** Provided entries **
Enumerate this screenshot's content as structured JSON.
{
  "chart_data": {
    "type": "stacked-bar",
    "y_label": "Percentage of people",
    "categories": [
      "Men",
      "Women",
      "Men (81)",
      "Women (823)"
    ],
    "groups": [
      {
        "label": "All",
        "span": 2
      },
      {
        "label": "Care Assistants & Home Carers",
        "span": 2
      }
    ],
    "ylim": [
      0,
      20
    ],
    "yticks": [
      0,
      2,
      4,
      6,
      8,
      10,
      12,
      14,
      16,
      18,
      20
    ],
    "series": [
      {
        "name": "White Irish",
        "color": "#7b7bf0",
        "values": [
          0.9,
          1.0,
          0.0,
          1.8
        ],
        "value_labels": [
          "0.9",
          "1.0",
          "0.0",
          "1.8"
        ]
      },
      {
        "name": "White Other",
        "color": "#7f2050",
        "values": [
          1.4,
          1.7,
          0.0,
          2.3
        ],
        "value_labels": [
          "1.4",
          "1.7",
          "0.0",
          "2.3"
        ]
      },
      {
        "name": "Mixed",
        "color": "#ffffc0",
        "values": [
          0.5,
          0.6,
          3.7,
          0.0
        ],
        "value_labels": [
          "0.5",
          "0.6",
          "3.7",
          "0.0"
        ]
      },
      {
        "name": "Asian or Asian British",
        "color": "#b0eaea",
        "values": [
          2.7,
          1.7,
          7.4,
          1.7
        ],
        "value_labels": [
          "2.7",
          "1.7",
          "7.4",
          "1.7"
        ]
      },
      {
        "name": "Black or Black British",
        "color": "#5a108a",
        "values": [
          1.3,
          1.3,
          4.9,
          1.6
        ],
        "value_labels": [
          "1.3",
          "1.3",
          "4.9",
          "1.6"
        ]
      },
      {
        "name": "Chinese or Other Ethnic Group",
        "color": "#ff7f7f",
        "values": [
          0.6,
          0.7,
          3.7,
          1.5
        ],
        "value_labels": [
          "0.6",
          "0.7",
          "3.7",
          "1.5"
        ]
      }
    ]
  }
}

--

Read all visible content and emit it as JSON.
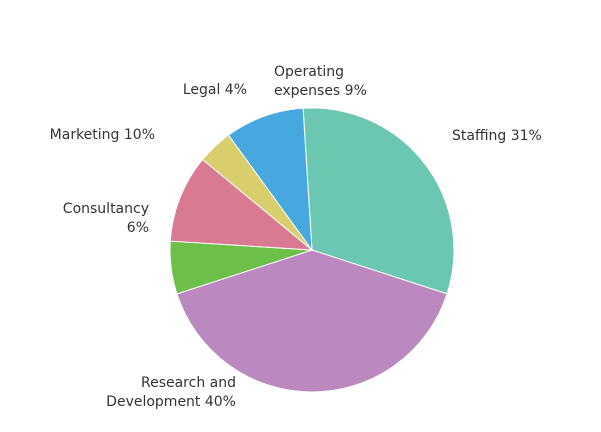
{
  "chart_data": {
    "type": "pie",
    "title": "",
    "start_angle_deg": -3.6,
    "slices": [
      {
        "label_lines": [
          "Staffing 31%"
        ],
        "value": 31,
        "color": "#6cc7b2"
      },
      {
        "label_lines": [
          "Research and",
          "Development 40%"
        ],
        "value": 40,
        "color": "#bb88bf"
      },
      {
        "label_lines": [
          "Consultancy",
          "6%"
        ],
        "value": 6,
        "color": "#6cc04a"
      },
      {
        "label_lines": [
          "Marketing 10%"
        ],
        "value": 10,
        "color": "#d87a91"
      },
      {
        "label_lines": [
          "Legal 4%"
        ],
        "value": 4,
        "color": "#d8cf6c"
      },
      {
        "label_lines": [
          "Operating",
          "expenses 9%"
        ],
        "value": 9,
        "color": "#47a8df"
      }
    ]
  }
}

** Given task **
Where a line of the data holds "JSON", show that line.

** Written answer **
Enumerate this screenshot's content as structured JSON.
Read all visible content and emit it as JSON.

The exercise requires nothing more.